THE EXERCISE: From the listing below, extract every line containing "acid".

>> Start PROVIDED RECORDS

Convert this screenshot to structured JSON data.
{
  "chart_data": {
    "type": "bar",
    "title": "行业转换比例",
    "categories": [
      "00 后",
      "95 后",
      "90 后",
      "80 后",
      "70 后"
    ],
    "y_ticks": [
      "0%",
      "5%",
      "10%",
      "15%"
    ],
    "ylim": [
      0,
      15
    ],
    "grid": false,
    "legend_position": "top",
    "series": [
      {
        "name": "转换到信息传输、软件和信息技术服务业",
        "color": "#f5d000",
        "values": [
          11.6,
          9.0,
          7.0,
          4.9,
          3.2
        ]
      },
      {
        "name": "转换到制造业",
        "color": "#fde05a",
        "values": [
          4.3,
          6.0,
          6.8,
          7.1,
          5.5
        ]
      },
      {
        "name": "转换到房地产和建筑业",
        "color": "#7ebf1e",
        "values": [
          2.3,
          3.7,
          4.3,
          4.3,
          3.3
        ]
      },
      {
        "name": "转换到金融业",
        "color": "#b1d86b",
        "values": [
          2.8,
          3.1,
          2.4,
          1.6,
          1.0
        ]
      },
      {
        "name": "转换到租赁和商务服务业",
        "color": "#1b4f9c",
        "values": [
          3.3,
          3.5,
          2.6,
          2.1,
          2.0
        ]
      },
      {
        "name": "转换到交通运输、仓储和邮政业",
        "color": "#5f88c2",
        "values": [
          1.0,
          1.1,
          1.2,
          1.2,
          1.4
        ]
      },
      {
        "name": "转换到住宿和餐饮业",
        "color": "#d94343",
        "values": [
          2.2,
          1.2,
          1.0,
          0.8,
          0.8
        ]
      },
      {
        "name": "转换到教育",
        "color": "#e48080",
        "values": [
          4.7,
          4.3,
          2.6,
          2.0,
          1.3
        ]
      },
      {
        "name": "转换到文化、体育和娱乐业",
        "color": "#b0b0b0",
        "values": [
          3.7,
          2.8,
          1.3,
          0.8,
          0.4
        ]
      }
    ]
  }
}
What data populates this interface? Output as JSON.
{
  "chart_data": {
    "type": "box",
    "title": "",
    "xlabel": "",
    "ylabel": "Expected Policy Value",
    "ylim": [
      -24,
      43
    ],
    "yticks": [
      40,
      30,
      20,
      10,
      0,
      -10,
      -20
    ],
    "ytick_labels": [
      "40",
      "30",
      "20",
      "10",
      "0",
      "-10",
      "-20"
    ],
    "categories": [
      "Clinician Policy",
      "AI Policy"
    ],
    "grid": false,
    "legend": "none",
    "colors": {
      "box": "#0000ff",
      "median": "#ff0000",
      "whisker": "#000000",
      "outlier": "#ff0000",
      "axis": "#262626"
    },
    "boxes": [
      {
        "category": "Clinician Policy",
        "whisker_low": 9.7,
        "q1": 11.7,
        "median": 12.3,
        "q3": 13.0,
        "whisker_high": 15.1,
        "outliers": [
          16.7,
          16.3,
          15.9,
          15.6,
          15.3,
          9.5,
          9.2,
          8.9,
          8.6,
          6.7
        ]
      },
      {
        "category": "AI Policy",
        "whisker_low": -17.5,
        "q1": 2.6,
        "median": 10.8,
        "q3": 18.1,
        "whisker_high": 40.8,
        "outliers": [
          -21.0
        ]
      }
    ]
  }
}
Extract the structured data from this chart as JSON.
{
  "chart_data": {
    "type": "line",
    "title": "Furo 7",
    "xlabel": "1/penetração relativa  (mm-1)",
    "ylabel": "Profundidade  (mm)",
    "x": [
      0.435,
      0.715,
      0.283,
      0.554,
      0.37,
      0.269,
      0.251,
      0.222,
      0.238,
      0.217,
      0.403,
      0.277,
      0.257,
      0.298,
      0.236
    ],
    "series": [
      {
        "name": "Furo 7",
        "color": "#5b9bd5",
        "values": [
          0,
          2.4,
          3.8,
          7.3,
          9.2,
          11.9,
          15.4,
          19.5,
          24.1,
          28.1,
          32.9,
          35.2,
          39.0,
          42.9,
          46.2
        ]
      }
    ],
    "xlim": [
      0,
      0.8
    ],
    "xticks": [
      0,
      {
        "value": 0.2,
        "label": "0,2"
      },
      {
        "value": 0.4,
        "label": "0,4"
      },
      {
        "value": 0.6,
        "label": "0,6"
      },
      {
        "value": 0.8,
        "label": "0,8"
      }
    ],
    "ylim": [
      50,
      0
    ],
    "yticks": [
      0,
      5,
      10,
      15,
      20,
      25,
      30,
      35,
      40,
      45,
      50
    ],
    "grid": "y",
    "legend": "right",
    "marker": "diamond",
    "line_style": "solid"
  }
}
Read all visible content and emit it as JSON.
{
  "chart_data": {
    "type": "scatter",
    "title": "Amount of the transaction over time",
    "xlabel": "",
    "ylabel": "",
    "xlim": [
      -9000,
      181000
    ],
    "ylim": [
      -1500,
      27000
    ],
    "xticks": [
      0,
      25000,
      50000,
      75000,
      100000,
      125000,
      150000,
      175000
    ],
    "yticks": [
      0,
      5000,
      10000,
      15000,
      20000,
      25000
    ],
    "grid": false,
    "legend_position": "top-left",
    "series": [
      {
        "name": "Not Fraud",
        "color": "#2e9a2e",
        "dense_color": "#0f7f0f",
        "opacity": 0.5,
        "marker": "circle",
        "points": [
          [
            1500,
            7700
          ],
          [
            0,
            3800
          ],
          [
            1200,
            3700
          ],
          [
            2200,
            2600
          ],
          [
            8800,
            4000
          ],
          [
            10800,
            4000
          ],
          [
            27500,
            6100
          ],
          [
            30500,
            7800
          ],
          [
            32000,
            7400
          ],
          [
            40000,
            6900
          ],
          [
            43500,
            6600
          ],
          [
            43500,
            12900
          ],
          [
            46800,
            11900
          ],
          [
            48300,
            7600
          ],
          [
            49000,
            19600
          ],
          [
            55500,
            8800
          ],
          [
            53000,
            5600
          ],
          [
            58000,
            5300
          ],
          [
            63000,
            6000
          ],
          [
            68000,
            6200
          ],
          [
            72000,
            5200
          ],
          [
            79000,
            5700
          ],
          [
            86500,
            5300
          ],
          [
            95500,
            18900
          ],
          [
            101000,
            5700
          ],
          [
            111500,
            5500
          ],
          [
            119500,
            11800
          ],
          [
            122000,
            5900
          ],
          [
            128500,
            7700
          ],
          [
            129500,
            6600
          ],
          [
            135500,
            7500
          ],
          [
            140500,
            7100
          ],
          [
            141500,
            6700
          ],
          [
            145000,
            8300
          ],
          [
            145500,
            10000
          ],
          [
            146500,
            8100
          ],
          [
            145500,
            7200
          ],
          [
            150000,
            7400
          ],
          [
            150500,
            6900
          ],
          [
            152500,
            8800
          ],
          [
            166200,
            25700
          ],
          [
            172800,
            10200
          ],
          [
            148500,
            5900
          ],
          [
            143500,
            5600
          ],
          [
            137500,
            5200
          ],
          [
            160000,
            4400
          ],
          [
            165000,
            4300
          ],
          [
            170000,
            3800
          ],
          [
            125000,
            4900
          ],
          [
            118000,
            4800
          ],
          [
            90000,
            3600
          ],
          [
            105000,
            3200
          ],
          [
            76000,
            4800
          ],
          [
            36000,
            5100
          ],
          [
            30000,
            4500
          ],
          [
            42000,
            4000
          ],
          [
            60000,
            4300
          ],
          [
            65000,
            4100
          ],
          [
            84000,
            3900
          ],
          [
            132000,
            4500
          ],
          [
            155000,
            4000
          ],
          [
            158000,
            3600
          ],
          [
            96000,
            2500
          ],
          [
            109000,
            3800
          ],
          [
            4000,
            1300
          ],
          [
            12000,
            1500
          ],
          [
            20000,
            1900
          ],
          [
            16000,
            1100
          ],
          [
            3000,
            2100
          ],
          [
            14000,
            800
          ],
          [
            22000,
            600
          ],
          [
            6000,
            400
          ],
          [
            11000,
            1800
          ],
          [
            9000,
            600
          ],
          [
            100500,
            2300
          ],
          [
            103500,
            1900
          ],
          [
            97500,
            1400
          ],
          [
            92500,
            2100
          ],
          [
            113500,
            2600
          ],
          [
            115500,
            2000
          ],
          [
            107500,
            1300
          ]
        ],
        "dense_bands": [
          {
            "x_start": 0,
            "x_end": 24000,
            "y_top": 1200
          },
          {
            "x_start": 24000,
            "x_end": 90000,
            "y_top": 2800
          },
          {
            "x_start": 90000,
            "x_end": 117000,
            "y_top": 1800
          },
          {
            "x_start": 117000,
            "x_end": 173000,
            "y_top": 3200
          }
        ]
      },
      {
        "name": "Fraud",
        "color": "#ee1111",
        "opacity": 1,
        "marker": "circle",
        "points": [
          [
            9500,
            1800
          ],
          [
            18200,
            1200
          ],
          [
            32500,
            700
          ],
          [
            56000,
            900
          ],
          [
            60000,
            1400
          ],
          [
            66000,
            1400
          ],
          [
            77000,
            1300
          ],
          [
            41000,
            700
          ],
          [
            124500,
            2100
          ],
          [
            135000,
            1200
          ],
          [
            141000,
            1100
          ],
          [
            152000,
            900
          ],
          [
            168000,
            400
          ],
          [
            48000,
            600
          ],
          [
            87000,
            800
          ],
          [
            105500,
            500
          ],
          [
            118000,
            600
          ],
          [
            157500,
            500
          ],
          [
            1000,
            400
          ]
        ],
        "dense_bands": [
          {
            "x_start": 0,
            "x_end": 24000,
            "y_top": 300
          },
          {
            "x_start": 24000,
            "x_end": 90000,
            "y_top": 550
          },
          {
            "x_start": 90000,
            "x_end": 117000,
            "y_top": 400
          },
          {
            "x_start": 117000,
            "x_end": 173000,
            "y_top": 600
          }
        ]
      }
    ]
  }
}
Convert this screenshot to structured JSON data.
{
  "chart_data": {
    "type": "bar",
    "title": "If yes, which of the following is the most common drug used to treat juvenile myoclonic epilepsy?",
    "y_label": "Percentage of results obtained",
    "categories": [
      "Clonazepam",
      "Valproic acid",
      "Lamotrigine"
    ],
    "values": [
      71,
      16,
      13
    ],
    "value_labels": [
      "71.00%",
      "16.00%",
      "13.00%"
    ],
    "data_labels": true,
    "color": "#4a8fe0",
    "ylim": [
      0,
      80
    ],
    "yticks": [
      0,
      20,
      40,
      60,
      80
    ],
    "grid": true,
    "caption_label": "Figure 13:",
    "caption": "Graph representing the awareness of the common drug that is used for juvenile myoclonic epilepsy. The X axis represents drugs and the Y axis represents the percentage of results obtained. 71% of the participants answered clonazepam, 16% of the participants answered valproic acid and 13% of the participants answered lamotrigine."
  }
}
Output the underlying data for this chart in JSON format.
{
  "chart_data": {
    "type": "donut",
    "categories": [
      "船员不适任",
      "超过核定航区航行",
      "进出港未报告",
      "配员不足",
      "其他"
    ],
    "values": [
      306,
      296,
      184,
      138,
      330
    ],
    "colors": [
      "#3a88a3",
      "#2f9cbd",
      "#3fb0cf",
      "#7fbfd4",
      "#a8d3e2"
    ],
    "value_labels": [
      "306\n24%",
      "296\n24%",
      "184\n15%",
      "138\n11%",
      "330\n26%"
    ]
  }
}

>> End PROVIDED RECORDS

TASK ANSWER:
      "Valproic acid",
    "caption": "Graph representing the awareness of the common drug that is used for juvenile myoclonic epilepsy. The X axis represents drugs and the Y axis represents the percentage of results obtained. 71% of the participants answered clonazepam, 16% of the participants answered valproic acid and 13% of the participants answered lamotrigine."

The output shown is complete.